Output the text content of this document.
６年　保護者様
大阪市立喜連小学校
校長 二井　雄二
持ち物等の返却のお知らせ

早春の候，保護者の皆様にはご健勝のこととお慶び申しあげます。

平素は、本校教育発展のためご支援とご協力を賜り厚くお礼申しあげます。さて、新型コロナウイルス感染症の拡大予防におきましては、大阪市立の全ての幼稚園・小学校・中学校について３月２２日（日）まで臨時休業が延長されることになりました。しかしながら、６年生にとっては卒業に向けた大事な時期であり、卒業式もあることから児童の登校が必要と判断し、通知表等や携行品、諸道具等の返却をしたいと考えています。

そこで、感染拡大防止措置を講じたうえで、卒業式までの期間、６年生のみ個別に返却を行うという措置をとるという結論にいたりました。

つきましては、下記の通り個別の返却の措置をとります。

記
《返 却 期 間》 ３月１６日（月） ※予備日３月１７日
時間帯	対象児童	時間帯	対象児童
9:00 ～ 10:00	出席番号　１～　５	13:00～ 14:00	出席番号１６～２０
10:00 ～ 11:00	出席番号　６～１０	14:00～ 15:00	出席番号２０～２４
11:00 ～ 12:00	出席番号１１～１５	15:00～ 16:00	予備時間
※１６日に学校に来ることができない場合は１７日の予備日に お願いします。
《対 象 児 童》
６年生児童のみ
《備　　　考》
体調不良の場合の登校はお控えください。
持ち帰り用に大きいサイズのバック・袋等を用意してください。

+ + + +

■ What you need to do
Output the records verbatim, from the first line to the last.

■ Reply
Output the text content of this document.
６年　保護者様
大阪市立喜連小学校
校長 二井　雄二
持ち物等の返却のお知らせ

早春の候，保護者の皆様にはご健勝のこととお慶び申しあげます。

平素は、本校教育発展のためご支援とご協力を賜り厚くお礼申しあげます。さて、新型コロナウイルス感染症の拡大予防におきましては、大阪市立の全ての幼稚園・小学校・中学校について３月２２日（日）まで臨時休業が延長されることになりました。しかしながら、６年生にとっては卒業に向けた大事な時期であり、卒業式もあることから児童の登校が必要と判断し、通知表等や携行品、諸道具等の返却をしたいと考えています。

そこで、感染拡大防止措置を講じたうえで、卒業式までの期間、６年生のみ個別に返却を行うという措置をとるという結論にいたりました。

つきましては、下記の通り個別の返却の措置をとります。

記
《返 却 期 間》 ３月１６日（月） ※予備日３月１７日
時間帯	対象児童	時間帯	対象児童
9:00 ～ 10:00	出席番号　１～　５	13:00～ 14:00	出席番号１６～２０
10:00 ～ 11:00	出席番号　６～１０	14:00～ 15:00	出席番号２０～２４
11:00 ～ 12:00	出席番号１１～１５	15:00～ 16:00	予備時間
※１６日に学校に来ることができない場合は１７日の予備日に お願いします。
《対 象 児 童》
６年生児童のみ
《備　　　考》
体調不良の場合の登校はお控えください。
持ち帰り用に大きいサイズのバック・袋等を用意してください。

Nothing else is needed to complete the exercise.